Task inputs:
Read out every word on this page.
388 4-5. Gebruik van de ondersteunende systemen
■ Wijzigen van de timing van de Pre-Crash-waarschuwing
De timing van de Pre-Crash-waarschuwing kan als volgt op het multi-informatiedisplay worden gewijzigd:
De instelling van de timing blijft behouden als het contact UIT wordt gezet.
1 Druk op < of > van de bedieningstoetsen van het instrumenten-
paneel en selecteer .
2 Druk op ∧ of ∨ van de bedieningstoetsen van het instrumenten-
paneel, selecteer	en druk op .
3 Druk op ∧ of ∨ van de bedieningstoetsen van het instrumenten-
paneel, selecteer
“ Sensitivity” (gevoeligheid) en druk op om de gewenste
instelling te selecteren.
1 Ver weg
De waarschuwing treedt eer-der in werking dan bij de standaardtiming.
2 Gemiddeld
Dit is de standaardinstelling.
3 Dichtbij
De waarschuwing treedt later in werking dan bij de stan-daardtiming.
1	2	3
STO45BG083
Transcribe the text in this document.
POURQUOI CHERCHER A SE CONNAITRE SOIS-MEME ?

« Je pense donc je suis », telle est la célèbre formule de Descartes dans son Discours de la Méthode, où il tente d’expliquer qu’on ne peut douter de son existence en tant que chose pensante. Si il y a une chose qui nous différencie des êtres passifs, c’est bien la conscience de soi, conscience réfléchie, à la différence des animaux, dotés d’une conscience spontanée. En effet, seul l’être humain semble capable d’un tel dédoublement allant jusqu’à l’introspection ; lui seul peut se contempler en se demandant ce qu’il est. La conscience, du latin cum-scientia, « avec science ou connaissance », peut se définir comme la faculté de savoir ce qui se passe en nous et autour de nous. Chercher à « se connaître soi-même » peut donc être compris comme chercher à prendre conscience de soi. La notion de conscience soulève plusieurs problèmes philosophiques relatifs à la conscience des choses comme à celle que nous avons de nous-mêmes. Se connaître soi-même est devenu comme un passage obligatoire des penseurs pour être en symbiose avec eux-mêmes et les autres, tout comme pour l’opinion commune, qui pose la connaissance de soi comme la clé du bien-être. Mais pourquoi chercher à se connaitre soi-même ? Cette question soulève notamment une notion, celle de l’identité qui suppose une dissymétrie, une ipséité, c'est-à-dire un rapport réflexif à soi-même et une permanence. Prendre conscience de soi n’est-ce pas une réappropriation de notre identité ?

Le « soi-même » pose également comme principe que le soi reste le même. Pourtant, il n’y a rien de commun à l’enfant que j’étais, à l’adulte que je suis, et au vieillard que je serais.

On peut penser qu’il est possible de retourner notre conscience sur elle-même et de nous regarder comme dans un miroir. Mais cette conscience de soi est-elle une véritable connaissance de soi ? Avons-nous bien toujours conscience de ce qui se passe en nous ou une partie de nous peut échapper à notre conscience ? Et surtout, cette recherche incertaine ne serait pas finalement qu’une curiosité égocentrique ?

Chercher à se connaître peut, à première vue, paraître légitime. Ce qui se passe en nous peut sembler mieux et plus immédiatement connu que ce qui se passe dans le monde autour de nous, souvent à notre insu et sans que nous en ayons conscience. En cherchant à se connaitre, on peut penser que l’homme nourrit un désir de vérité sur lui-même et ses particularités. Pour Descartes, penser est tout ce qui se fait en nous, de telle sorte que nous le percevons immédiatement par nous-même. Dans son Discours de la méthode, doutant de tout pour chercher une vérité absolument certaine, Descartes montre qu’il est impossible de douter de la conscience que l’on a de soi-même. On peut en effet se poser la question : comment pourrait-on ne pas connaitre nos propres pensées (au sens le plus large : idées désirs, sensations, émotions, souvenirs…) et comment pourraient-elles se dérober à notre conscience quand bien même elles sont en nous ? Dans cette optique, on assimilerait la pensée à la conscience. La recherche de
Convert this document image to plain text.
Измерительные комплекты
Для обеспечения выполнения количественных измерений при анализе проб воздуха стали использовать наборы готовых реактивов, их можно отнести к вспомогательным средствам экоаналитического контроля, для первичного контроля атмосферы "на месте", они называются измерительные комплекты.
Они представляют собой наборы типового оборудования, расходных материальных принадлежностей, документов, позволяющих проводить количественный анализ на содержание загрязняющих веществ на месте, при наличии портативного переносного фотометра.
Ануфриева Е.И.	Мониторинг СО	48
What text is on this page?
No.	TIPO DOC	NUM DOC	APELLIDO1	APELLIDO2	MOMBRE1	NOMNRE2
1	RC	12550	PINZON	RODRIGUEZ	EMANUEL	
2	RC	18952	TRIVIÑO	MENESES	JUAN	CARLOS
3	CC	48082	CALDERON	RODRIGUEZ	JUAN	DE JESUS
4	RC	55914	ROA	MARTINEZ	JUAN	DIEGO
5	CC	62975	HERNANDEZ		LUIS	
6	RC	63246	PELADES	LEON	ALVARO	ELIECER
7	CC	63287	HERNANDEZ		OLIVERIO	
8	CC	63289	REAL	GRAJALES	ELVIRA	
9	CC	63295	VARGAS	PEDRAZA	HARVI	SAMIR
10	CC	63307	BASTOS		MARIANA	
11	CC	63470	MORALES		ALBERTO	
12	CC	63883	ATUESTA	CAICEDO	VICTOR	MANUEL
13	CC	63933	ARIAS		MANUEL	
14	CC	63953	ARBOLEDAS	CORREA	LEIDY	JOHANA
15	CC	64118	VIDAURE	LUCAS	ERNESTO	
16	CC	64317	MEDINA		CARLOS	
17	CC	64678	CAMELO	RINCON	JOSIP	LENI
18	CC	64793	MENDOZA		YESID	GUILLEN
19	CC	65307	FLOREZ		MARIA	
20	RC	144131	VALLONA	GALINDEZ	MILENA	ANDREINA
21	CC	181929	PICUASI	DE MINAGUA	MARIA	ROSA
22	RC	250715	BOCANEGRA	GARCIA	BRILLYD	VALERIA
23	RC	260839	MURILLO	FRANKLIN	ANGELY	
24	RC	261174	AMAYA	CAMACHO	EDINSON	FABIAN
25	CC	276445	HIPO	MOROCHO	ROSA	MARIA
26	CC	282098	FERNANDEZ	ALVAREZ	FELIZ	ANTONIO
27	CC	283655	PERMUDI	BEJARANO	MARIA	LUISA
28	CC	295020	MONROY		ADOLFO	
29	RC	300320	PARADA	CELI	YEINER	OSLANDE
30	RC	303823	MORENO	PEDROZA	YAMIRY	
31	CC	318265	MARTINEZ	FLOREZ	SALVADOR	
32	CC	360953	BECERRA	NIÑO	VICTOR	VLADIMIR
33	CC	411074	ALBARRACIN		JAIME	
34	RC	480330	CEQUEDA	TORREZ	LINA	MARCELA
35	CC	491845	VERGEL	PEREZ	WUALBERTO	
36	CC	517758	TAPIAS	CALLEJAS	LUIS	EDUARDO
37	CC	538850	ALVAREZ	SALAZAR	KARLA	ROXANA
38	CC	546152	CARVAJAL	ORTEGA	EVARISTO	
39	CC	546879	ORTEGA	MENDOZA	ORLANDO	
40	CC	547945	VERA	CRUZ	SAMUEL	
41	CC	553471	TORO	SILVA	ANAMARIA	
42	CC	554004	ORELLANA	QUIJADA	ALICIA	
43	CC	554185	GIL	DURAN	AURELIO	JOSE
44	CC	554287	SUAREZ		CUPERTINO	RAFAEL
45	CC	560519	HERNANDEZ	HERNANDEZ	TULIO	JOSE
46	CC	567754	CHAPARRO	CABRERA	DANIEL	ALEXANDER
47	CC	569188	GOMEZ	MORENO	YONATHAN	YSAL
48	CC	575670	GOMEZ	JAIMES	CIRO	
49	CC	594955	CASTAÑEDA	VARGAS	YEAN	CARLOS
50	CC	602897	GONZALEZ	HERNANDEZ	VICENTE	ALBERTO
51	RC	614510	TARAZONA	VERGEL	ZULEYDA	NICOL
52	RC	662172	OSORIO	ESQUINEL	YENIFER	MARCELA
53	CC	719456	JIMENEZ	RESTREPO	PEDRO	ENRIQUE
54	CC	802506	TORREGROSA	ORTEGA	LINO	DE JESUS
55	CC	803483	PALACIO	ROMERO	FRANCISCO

Exercise description:
Tally the lines of the data that hold the string "ALVAREZ". Answer with the number and nothing more.

The solution:
2